(Dataset rows about figures)
--- Start ---

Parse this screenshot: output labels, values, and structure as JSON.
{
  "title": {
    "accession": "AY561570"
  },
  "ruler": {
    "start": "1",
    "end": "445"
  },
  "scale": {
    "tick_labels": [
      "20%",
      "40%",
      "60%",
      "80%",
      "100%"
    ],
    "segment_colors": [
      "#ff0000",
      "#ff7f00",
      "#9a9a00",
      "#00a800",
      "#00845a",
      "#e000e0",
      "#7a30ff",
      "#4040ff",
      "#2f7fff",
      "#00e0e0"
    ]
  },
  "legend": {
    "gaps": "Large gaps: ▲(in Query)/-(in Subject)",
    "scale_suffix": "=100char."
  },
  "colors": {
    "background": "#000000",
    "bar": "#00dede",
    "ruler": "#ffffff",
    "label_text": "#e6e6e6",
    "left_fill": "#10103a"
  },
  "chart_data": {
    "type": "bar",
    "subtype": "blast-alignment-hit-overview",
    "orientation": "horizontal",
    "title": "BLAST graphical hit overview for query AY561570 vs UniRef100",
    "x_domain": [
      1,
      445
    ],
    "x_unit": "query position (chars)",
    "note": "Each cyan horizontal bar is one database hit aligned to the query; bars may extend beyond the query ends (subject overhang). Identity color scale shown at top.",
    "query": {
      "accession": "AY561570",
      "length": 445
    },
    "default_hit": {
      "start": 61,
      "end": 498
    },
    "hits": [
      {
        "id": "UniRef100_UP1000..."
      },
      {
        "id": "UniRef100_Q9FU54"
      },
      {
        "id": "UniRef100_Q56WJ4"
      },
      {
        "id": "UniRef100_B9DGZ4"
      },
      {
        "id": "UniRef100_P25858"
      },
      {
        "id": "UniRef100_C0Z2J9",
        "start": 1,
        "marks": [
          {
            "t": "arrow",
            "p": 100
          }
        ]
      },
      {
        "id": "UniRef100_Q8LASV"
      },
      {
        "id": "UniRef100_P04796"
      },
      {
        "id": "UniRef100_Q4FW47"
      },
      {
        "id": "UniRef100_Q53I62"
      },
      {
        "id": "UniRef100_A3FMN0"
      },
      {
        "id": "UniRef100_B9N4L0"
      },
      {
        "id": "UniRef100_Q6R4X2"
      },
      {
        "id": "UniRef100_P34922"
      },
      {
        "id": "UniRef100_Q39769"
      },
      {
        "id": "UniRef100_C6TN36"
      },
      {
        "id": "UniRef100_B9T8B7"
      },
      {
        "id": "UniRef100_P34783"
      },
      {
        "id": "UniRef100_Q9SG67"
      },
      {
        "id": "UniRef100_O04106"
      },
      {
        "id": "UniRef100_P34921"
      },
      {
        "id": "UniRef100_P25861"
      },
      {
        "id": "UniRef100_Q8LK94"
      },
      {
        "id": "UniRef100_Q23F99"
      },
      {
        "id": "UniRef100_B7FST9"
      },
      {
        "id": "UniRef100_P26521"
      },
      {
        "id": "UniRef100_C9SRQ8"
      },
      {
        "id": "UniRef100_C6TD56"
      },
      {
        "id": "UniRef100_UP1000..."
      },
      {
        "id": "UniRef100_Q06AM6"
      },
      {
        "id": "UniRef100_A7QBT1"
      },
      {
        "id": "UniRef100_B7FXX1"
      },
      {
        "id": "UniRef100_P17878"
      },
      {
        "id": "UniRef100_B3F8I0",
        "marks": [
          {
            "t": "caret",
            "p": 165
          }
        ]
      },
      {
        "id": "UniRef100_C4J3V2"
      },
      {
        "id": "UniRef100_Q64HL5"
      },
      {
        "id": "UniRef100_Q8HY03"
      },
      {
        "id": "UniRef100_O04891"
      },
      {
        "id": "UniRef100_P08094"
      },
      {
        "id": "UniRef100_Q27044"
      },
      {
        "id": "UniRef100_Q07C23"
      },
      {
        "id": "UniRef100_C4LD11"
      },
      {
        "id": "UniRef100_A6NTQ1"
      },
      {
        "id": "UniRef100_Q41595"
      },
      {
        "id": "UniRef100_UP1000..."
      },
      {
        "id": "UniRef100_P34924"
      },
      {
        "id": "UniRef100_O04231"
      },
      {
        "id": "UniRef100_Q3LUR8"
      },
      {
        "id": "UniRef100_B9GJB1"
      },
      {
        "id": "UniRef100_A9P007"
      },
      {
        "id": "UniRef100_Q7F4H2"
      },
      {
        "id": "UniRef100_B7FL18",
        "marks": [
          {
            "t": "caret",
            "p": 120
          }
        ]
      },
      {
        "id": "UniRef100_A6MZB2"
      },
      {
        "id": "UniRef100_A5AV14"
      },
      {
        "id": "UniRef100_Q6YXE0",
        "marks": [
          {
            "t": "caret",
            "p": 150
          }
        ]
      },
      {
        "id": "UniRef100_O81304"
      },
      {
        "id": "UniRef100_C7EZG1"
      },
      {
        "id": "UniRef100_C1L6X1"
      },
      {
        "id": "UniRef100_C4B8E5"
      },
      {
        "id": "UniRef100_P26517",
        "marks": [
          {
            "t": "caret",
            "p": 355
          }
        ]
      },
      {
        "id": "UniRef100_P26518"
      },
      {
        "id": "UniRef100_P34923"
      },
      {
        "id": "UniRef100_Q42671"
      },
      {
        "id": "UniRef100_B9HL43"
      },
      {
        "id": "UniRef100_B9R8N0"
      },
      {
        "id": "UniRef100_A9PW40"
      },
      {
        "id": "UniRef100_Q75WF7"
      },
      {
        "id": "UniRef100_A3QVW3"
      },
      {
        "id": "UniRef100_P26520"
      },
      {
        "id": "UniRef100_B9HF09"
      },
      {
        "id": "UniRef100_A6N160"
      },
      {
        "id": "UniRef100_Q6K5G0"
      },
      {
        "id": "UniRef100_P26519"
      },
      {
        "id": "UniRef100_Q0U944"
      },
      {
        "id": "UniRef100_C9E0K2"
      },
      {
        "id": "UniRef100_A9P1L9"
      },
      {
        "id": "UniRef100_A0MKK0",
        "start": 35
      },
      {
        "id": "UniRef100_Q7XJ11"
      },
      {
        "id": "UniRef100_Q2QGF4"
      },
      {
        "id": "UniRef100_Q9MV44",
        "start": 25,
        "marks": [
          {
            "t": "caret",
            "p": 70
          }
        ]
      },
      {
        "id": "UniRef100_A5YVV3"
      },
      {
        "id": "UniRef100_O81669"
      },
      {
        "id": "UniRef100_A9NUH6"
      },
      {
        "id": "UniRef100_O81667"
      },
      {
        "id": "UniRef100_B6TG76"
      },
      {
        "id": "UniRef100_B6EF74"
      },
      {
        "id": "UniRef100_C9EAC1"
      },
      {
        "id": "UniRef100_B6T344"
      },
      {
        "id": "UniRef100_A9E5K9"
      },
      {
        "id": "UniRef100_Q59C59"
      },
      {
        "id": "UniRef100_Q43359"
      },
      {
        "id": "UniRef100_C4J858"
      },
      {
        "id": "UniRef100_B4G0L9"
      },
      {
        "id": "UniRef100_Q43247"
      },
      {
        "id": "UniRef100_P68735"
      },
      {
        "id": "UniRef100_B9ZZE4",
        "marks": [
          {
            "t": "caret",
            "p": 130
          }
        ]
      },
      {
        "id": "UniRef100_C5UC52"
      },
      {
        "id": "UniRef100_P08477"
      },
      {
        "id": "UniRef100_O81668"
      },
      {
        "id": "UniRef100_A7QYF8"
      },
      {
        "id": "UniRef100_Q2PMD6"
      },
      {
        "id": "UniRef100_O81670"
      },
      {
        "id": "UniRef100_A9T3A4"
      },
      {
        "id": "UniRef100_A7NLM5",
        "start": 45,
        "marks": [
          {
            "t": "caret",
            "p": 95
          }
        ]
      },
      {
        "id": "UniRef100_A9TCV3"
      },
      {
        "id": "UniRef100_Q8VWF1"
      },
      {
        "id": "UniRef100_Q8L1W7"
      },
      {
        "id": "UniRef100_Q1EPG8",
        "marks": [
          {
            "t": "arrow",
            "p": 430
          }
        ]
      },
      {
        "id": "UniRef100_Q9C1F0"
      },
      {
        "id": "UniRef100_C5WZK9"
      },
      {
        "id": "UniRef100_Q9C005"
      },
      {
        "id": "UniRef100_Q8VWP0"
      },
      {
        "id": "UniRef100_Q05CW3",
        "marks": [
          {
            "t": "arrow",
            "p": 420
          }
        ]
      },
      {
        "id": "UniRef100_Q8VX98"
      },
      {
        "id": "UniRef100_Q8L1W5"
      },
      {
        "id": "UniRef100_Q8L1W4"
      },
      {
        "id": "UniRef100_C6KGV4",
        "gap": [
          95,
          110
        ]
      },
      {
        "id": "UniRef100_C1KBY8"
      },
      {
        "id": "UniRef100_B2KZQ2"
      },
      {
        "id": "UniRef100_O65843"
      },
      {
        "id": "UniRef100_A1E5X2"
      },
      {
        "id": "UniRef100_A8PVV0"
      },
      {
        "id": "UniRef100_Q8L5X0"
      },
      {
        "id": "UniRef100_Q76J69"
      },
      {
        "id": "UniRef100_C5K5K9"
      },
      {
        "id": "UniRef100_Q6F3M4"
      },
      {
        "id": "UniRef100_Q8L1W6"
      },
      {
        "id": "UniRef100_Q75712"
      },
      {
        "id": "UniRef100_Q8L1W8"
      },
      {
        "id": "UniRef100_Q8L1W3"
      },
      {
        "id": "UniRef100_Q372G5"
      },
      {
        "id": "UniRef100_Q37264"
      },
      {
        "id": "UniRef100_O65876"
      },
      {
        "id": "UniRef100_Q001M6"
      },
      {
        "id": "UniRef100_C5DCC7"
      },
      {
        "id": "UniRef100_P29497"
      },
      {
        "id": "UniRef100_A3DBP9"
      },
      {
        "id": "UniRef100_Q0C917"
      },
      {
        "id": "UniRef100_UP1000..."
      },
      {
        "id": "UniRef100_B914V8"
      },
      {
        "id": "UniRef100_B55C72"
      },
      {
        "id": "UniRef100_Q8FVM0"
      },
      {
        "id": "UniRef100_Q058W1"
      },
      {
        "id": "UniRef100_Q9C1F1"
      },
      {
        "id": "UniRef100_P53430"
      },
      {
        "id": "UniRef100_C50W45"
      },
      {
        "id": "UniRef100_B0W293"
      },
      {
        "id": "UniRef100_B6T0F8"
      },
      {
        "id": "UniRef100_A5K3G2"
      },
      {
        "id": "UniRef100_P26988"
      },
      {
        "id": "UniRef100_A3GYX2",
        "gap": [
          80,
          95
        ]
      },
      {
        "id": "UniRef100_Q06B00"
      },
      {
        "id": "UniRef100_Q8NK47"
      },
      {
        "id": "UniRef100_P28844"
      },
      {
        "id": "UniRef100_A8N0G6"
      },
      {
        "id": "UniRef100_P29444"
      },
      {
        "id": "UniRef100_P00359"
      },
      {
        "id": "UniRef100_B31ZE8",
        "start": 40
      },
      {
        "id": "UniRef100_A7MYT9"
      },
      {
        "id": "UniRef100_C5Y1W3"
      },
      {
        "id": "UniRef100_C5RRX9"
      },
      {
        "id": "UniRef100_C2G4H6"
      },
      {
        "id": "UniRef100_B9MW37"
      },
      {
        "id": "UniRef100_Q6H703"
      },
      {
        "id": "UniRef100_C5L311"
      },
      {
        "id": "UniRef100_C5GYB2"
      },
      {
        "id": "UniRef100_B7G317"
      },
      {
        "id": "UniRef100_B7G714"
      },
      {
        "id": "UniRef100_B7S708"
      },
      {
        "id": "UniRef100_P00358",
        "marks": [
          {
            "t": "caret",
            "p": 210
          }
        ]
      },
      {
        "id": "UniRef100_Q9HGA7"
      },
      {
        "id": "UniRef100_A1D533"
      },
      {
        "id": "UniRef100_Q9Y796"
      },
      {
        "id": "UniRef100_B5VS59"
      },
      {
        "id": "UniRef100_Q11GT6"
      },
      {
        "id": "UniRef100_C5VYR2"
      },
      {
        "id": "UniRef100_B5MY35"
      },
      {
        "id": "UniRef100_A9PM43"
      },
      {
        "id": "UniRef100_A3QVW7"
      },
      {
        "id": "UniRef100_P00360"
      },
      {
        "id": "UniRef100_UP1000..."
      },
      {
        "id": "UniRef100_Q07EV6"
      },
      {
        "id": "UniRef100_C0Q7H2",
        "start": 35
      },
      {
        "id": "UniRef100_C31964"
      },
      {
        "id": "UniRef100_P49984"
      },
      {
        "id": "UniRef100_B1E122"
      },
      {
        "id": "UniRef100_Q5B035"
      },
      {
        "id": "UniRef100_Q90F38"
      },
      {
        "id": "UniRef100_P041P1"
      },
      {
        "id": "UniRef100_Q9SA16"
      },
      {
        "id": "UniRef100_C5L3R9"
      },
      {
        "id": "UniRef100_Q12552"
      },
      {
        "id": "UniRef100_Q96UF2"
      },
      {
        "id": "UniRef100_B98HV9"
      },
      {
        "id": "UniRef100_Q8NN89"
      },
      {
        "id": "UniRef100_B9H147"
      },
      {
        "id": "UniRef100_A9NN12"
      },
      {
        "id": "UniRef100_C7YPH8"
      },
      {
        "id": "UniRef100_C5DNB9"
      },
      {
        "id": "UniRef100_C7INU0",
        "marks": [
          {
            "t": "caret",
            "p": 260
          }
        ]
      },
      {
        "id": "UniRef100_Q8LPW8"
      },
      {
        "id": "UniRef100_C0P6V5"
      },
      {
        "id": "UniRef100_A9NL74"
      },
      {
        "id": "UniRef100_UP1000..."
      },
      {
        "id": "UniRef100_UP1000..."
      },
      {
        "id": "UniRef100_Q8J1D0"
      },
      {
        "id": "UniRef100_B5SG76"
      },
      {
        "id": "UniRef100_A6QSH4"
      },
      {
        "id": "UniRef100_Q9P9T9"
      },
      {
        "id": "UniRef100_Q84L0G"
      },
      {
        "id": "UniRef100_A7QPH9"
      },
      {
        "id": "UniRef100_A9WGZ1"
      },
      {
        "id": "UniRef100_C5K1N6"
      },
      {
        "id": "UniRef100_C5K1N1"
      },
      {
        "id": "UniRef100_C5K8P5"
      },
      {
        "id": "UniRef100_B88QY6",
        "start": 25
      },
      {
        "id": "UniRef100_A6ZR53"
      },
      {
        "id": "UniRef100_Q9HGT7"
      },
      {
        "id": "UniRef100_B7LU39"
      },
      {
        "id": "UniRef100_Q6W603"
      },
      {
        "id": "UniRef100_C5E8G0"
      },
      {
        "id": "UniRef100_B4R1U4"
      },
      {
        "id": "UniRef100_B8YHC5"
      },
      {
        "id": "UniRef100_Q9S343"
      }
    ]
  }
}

--- End ---

**Aim**
Check each line of the records above for the word "title", then give the number of lines that have it, with no other words.

**The result**
2